Given request:
Could you print all the entries exactly?

Dataset rows about figures:
—————
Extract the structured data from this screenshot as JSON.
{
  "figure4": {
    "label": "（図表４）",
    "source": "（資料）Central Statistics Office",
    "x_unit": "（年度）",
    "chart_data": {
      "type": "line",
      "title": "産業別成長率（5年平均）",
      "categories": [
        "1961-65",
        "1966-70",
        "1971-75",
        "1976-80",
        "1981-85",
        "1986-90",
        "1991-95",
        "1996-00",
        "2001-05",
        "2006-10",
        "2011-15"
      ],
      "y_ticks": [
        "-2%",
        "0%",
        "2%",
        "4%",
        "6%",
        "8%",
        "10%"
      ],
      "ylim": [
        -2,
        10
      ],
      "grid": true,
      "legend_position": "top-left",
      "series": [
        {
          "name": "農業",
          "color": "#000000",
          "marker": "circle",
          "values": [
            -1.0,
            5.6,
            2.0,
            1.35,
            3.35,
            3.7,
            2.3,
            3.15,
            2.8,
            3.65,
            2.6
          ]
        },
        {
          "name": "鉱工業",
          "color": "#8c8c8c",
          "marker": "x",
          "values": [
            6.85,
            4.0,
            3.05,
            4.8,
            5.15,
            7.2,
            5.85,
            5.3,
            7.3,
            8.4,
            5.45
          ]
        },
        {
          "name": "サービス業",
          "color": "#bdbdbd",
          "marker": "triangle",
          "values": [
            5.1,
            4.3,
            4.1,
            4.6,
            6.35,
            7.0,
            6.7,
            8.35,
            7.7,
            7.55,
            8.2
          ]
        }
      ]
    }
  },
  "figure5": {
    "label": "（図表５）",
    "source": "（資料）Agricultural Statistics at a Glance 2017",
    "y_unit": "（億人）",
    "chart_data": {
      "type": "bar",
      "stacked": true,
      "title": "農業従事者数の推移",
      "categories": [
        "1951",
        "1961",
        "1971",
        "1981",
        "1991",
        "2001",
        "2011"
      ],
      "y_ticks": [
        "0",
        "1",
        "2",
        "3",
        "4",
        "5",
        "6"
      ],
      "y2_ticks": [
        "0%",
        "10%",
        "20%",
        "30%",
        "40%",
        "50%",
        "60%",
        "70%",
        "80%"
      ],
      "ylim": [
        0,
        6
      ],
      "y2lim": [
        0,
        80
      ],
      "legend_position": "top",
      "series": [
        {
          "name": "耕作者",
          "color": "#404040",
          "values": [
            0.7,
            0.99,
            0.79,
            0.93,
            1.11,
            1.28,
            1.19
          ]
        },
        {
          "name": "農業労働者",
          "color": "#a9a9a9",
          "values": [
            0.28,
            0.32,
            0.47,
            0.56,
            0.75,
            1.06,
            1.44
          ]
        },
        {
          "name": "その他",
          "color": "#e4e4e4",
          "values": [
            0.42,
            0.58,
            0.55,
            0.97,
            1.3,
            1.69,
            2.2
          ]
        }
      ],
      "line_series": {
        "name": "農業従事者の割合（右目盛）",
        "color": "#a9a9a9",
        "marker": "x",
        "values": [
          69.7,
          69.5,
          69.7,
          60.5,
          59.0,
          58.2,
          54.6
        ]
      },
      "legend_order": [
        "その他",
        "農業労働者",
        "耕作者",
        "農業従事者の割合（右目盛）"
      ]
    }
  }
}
—————
Completed exercise:
Extract the structured data from this screenshot as JSON.
{
  "figure4": {
    "label": "（図表４）",
    "source": "（資料）Central Statistics Office",
    "x_unit": "（年度）",
    "chart_data": {
      "type": "line",
      "title": "産業別成長率（5年平均）",
      "categories": [
        "1961-65",
        "1966-70",
        "1971-75",
        "1976-80",
        "1981-85",
        "1986-90",
        "1991-95",
        "1996-00",
        "2001-05",
        "2006-10",
        "2011-15"
      ],
      "y_ticks": [
        "-2%",
        "0%",
        "2%",
        "4%",
        "6%",
        "8%",
        "10%"
      ],
      "ylim": [
        -2,
        10
      ],
      "grid": true,
      "legend_position": "top-left",
      "series": [
        {
          "name": "農業",
          "color": "#000000",
          "marker": "circle",
          "values": [
            -1.0,
            5.6,
            2.0,
            1.35,
            3.35,
            3.7,
            2.3,
            3.15,
            2.8,
            3.65,
            2.6
          ]
        },
        {
          "name": "鉱工業",
          "color": "#8c8c8c",
          "marker": "x",
          "values": [
            6.85,
            4.0,
            3.05,
            4.8,
            5.15,
            7.2,
            5.85,
            5.3,
            7.3,
            8.4,
            5.45
          ]
        },
        {
          "name": "サービス業",
          "color": "#bdbdbd",
          "marker": "triangle",
          "values": [
            5.1,
            4.3,
            4.1,
            4.6,
            6.35,
            7.0,
            6.7,
            8.35,
            7.7,
            7.55,
            8.2
          ]
        }
      ]
    }
  },
  "figure5": {
    "label": "（図表５）",
    "source": "（資料）Agricultural Statistics at a Glance 2017",
    "y_unit": "（億人）",
    "chart_data": {
      "type": "bar",
      "stacked": true,
      "title": "農業従事者数の推移",
      "categories": [
        "1951",
        "1961",
        "1971",
        "1981",
        "1991",
        "2001",
        "2011"
      ],
      "y_ticks": [
        "0",
        "1",
        "2",
        "3",
        "4",
        "5",
        "6"
      ],
      "y2_ticks": [
        "0%",
        "10%",
        "20%",
        "30%",
        "40%",
        "50%",
        "60%",
        "70%",
        "80%"
      ],
      "ylim": [
        0,
        6
      ],
      "y2lim": [
        0,
        80
      ],
      "legend_position": "top",
      "series": [
        {
          "name": "耕作者",
          "color": "#404040",
          "values": [
            0.7,
            0.99,
            0.79,
            0.93,
            1.11,
            1.28,
            1.19
          ]
        },
        {
          "name": "農業労働者",
          "color": "#a9a9a9",
          "values": [
            0.28,
            0.32,
            0.47,
            0.56,
            0.75,
            1.06,
            1.44
          ]
        },
        {
          "name": "その他",
          "color": "#e4e4e4",
          "values": [
            0.42,
            0.58,
            0.55,
            0.97,
            1.3,
            1.69,
            2.2
          ]
        }
      ],
      "line_series": {
        "name": "農業従事者の割合（右目盛）",
        "color": "#a9a9a9",
        "marker": "x",
        "values": [
          69.7,
          69.5,
          69.7,
          60.5,
          59.0,
          58.2,
          54.6
        ]
      },
      "legend_order": [
        "その他",
        "農業労働者",
        "耕作者",
        "農業従事者の割合（右目盛）"
      ]
    }
  }
}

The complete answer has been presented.